* **Raw data**:
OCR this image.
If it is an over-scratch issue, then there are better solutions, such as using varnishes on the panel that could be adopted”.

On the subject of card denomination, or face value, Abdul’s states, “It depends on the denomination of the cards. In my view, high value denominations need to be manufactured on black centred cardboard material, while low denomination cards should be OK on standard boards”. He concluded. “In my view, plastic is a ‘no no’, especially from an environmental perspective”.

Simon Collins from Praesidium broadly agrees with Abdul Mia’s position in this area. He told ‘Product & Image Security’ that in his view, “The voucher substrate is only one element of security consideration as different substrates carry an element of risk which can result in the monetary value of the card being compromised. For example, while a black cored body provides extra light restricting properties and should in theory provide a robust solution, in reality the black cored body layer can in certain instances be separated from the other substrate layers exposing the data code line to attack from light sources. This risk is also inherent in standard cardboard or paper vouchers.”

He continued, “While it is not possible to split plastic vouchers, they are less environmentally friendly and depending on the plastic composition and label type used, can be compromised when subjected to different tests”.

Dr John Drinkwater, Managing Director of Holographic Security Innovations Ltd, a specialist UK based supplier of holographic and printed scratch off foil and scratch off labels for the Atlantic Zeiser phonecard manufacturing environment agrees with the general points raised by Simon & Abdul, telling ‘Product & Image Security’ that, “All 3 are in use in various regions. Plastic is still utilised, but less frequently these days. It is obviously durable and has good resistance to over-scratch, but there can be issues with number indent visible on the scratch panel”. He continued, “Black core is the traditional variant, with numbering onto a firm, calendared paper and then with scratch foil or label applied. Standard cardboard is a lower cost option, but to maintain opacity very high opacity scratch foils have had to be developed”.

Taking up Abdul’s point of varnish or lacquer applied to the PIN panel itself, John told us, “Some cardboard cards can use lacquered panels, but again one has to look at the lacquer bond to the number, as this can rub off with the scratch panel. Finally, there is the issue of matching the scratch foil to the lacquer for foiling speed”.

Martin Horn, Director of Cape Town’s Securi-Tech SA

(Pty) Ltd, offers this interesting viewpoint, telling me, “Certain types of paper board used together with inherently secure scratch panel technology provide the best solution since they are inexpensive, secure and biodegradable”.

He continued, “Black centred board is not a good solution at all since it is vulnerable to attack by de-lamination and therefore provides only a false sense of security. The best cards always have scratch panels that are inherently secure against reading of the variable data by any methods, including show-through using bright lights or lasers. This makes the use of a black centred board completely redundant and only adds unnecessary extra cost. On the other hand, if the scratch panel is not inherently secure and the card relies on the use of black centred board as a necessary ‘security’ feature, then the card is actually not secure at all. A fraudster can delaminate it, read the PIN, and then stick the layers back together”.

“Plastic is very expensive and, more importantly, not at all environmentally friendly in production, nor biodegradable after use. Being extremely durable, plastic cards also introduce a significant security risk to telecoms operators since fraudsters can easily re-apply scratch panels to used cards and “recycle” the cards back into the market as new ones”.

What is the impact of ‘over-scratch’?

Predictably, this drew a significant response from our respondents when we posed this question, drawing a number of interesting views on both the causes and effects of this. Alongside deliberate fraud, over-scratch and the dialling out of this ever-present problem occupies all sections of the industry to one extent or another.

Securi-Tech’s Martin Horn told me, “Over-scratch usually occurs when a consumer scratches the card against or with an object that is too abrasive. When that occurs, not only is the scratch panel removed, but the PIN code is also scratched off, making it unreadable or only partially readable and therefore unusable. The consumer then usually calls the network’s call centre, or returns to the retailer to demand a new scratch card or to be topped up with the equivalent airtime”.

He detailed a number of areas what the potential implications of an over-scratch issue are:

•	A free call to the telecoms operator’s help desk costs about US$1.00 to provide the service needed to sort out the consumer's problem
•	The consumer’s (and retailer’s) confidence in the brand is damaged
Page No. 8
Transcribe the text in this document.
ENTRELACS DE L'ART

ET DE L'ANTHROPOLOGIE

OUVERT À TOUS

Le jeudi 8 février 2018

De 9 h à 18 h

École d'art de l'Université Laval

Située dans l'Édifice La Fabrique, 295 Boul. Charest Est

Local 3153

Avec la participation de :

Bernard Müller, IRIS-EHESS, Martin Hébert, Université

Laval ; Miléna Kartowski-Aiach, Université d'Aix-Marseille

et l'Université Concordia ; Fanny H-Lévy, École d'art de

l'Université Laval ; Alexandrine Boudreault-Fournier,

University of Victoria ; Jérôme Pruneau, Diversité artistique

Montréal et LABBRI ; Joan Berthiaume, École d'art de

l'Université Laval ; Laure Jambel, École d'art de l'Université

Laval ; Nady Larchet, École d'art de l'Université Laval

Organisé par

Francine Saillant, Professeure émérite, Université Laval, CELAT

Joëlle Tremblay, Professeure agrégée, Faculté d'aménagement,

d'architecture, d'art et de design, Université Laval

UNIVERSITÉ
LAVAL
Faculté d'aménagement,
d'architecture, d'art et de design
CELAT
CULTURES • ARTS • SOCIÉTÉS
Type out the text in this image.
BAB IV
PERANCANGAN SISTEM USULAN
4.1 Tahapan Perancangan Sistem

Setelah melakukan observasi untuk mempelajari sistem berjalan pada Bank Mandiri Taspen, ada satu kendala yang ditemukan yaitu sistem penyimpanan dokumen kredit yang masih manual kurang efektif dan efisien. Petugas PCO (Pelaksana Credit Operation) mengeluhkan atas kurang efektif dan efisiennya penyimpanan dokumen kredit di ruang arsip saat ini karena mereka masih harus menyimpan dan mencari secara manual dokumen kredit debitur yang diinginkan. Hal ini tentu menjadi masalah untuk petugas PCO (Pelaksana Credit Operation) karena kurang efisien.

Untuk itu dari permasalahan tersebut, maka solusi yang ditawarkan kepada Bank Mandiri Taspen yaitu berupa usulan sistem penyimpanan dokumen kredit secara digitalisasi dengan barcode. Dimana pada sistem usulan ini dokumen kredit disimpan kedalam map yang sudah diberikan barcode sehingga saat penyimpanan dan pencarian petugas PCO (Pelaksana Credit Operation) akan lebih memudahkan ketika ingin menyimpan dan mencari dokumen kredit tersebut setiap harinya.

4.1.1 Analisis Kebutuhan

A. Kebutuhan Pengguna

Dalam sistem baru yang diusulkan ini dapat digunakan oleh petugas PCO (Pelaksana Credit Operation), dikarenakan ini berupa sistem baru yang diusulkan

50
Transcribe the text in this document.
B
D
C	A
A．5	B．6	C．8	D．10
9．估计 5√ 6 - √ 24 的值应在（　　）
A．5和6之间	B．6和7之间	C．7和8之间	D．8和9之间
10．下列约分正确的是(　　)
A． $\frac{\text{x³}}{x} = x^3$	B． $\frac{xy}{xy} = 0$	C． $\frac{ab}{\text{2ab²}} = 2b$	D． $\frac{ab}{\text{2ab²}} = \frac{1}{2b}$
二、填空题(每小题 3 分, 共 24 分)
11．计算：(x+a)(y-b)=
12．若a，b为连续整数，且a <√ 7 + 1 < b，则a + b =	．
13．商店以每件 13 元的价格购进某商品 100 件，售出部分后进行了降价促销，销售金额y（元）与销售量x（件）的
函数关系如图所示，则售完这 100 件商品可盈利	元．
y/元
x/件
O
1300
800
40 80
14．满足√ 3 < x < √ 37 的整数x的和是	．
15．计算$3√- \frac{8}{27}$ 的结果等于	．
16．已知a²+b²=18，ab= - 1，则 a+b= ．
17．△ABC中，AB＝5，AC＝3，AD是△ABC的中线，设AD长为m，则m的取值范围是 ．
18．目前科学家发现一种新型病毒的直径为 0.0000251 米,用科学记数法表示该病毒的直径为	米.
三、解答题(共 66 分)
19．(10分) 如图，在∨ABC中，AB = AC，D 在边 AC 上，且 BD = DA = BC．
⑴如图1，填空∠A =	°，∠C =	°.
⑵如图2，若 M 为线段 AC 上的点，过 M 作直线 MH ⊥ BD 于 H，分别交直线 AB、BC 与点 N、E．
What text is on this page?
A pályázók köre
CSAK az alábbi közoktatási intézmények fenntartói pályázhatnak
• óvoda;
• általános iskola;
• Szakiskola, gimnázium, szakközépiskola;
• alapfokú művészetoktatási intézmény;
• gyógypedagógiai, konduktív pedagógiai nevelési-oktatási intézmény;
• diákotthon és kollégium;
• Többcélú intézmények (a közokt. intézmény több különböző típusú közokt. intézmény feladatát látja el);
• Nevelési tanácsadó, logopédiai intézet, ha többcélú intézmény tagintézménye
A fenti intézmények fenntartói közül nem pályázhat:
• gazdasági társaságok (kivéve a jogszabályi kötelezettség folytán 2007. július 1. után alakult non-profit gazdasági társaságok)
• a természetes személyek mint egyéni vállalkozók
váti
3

* **Objective**: Return each full line of the entries that contains the word "aménagement".

* **Worked answer**:
Joëlle Tremblay, Professeure agrégée, Faculté d'aménagement,
Faculté d'aménagement,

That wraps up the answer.